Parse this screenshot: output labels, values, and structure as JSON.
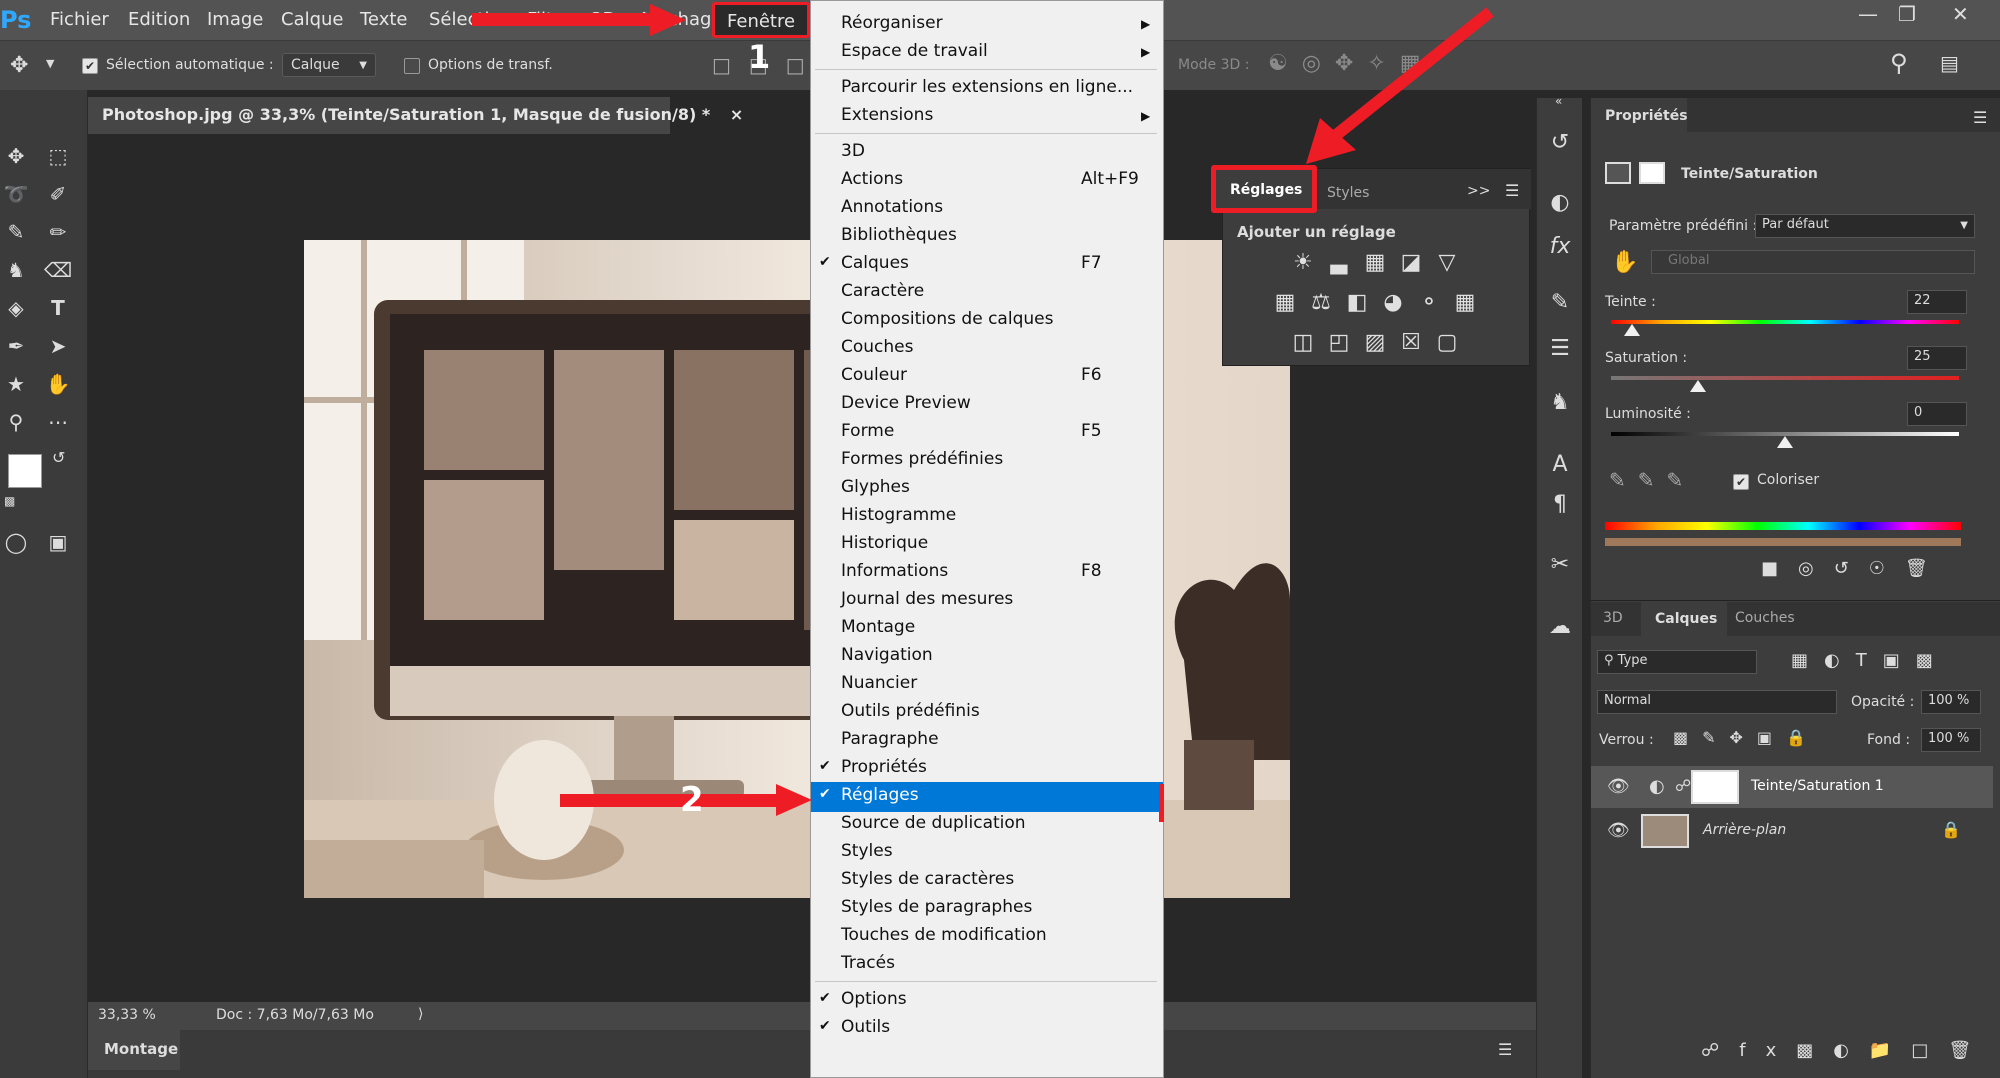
{
  "app": {
    "logo": "Ps"
  },
  "menubar": {
    "items": [
      "Fichier",
      "Edition",
      "Image",
      "Calque",
      "Texte",
      "Sélection",
      "Filtre",
      "3D",
      "Affichage",
      "Fenêtre"
    ],
    "active": "Fenêtre"
  },
  "options": {
    "auto_select_label": "Sélection automatique :",
    "auto_select_value": "Calque",
    "transform_label": "Options de transf.",
    "mode3d_label": "Mode 3D :"
  },
  "document": {
    "tab_title": "Photoshop.jpg @ 33,3% (Teinte/Saturation 1, Masque de fusion/8) *",
    "close": "×",
    "zoom": "33,33 %",
    "doc_info": "Doc : 7,63 Mo/7,63 Mo",
    "montage_tab": "Montage"
  },
  "window_menu": {
    "items": [
      {
        "label": "Réorganiser",
        "submenu": true
      },
      {
        "label": "Espace de travail",
        "submenu": true
      },
      {
        "label": "Parcourir les extensions en ligne..."
      },
      {
        "label": "Extensions",
        "submenu": true
      },
      {
        "label": "3D"
      },
      {
        "label": "Actions",
        "shortcut": "Alt+F9"
      },
      {
        "label": "Annotations"
      },
      {
        "label": "Bibliothèques"
      },
      {
        "label": "Calques",
        "shortcut": "F7",
        "checked": true
      },
      {
        "label": "Caractère"
      },
      {
        "label": "Compositions de calques"
      },
      {
        "label": "Couches"
      },
      {
        "label": "Couleur",
        "shortcut": "F6"
      },
      {
        "label": "Device Preview"
      },
      {
        "label": "Forme",
        "shortcut": "F5"
      },
      {
        "label": "Formes prédéfinies"
      },
      {
        "label": "Glyphes"
      },
      {
        "label": "Histogramme"
      },
      {
        "label": "Historique"
      },
      {
        "label": "Informations",
        "shortcut": "F8"
      },
      {
        "label": "Journal des mesures"
      },
      {
        "label": "Montage"
      },
      {
        "label": "Navigation"
      },
      {
        "label": "Nuancier"
      },
      {
        "label": "Outils prédéfinis"
      },
      {
        "label": "Paragraphe"
      },
      {
        "label": "Propriétés",
        "checked": true
      },
      {
        "label": "Réglages",
        "checked": true,
        "highlighted": true
      },
      {
        "label": "Source de duplication"
      },
      {
        "label": "Styles"
      },
      {
        "label": "Styles de caractères"
      },
      {
        "label": "Styles de paragraphes"
      },
      {
        "label": "Touches de modification"
      },
      {
        "label": "Tracés"
      },
      {
        "label": "Options",
        "checked": true
      },
      {
        "label": "Outils",
        "checked": true
      }
    ]
  },
  "annotations": {
    "step1": "1",
    "step2": "2"
  },
  "adjustments_panel": {
    "tabs": [
      "Réglages",
      "Styles"
    ],
    "expand": ">>",
    "heading": "Ajouter un réglage"
  },
  "properties": {
    "title": "Propriétés",
    "layer_type": "Teinte/Saturation",
    "preset_label": "Paramètre prédéfini :",
    "preset_value": "Par défaut",
    "channel": "Global",
    "hue_label": "Teinte :",
    "hue_value": "22",
    "sat_label": "Saturation :",
    "sat_value": "25",
    "light_label": "Luminosité :",
    "light_value": "0",
    "colorize_label": "Coloriser",
    "hue_level": 0.06,
    "sat_level": 0.25,
    "light_level": 0.5
  },
  "layers": {
    "tabs": [
      "3D",
      "Calques",
      "Couches"
    ],
    "filter": "Type",
    "blend": "Normal",
    "opacity_label": "Opacité :",
    "opacity_value": "100 %",
    "lock_label": "Verrou :",
    "fill_label": "Fond :",
    "fill_value": "100 %",
    "items": [
      {
        "name": "Teinte/Saturation 1"
      },
      {
        "name": "Arrière-plan"
      }
    ]
  },
  "colors": {
    "highlight": "#0078d7",
    "annot_red": "#ee1c25"
  }
}
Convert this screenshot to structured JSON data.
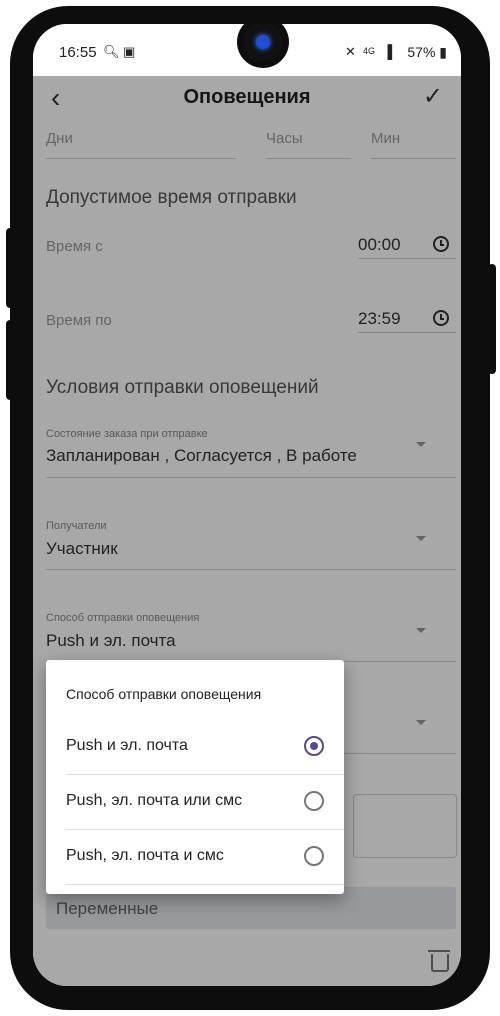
{
  "status_bar": {
    "time": "16:55",
    "indicators": "4G",
    "battery": "57%"
  },
  "app_bar": {
    "title": "Оповещения"
  },
  "form": {
    "days": "Дни",
    "hours": "Часы",
    "mins": "Мин",
    "allowed_time_section": "Допустимое время отправки",
    "time_from_label": "Время с",
    "time_from_value": "00:00",
    "time_to_label": "Время по",
    "time_to_value": "23:59",
    "conditions_section": "Условия отправки оповещений",
    "order_state_label": "Состояние заказа при отправке",
    "order_state_value": "Запланирован , Согласуется , В работе",
    "recipients_label": "Получатели",
    "recipients_value": "Участник",
    "method_label": "Способ отправки оповещения",
    "method_value": "Push и эл. почта",
    "variables_placeholder": "Переменные"
  },
  "dialog": {
    "title": "Способ отправки оповещения",
    "options": [
      "Push и эл. почта",
      "Push, эл. почта или смс",
      "Push, эл. почта и смс"
    ],
    "selected": "Push и эл. почта"
  }
}
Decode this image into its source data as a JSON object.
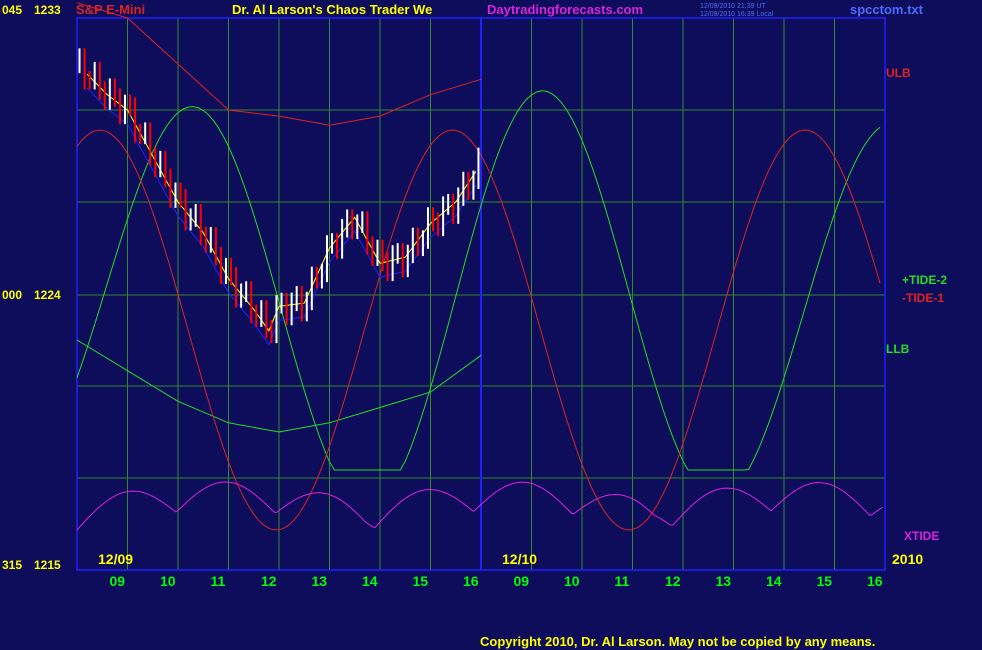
{
  "colors": {
    "background": "#0d0d5c",
    "grid": "#2e8b2e",
    "frame": "#2020ff",
    "price": "#ffffff",
    "price_down": "#ff0000",
    "ma_fast": "#ffff00",
    "ma_slow": "#2020ff",
    "band": "#dd2222",
    "tide_plus": "#22dd22",
    "tide_minus": "#dd2222",
    "xtide": "#dd22dd",
    "axis_text": "#ffff00",
    "day_text": "#00ff00"
  },
  "header": {
    "left_scale": "045",
    "left_price": "1233",
    "symbol": "S&P E-Mini",
    "title": "Dr. Al Larson's Chaos Trader We",
    "site": "Daytradingforecasts.com",
    "stamp_ut": "12/09/2010 21:39 UT",
    "stamp_local": "12/09/2010 16:39 Local",
    "file": "spcctom.txt"
  },
  "axis": {
    "mid_scale": "000",
    "mid_price": "1224",
    "bottom_scale": "315",
    "bottom_price": "1215",
    "date_left": "12/09",
    "date_mid": "12/10",
    "year": "2010",
    "hour_labels": [
      "09",
      "10",
      "11",
      "12",
      "13",
      "14",
      "15",
      "16",
      "09",
      "10",
      "11",
      "12",
      "13",
      "14",
      "15",
      "16"
    ]
  },
  "labels": {
    "ulb": "ULB",
    "tide2": "+TIDE-2",
    "tide1": "-TIDE-1",
    "llb": "LLB",
    "xtide": "XTIDE"
  },
  "footer": {
    "copyright": "Copyright 2010, Dr. Al Larson. May not be copied by any means."
  },
  "chart_data": {
    "type": "line",
    "title": "S&P E-Mini",
    "y_price_range": [
      1215,
      1233
    ],
    "x": [
      "12/09 08:00",
      "09",
      "10",
      "11",
      "12",
      "13",
      "14",
      "15",
      "16",
      "12/10 08:00",
      "09",
      "10",
      "11",
      "12",
      "13",
      "14",
      "15",
      "16"
    ],
    "series": [
      {
        "name": "price",
        "x_hours": [
          8.0,
          8.3,
          8.6,
          9.0,
          9.5,
          10.0,
          10.5,
          11.0,
          11.5,
          11.8,
          12.0,
          12.5,
          13.0,
          13.5,
          14.0,
          14.5,
          15.0,
          15.5,
          15.9
        ],
        "values": [
          1231.5,
          1231.0,
          1230.5,
          1230.0,
          1228.5,
          1227.0,
          1226.0,
          1224.5,
          1223.5,
          1222.8,
          1223.6,
          1223.7,
          1225.5,
          1226.5,
          1225.0,
          1225.2,
          1226.3,
          1227.0,
          1228.0
        ]
      },
      {
        "name": "ULB",
        "values": [
          1233.5,
          1233.0,
          1231.5,
          1230.0,
          1229.8,
          1229.5,
          1229.8,
          1230.5,
          1231.0
        ]
      },
      {
        "name": "LLB",
        "values": [
          1222.5,
          1221.5,
          1220.5,
          1219.8,
          1219.5,
          1219.8,
          1220.3,
          1220.8,
          1222.0
        ]
      },
      {
        "name": "+TIDE-2"
      },
      {
        "name": "-TIDE-1"
      },
      {
        "name": "XTIDE"
      }
    ],
    "grid": true,
    "legend": "right"
  }
}
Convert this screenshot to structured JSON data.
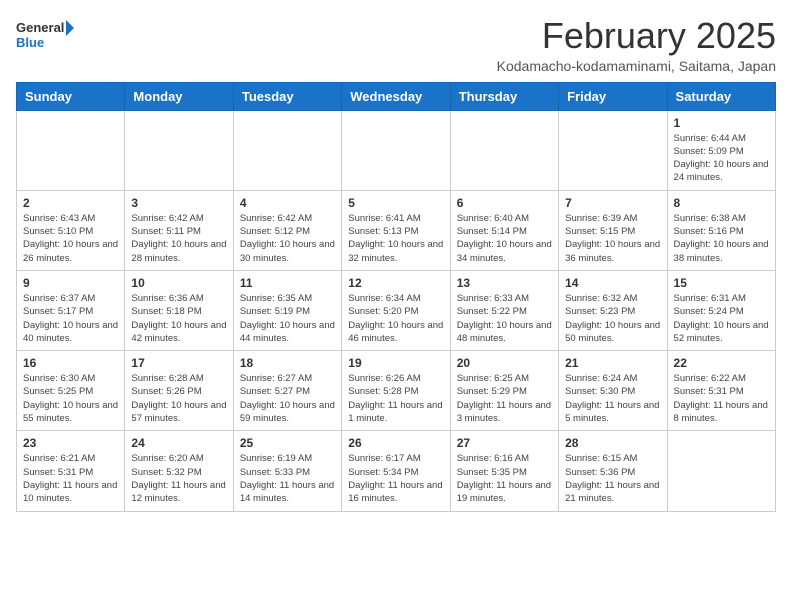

####

• **WHAT YOU NEED TO DO**: Search the lines above for the string "Способ" and copy each line that has it.

• **ANSWER FOR THIS EXERCISE**:
    "method_label": "Способ отправки оповещения",
    "title": "Способ отправки оповещения",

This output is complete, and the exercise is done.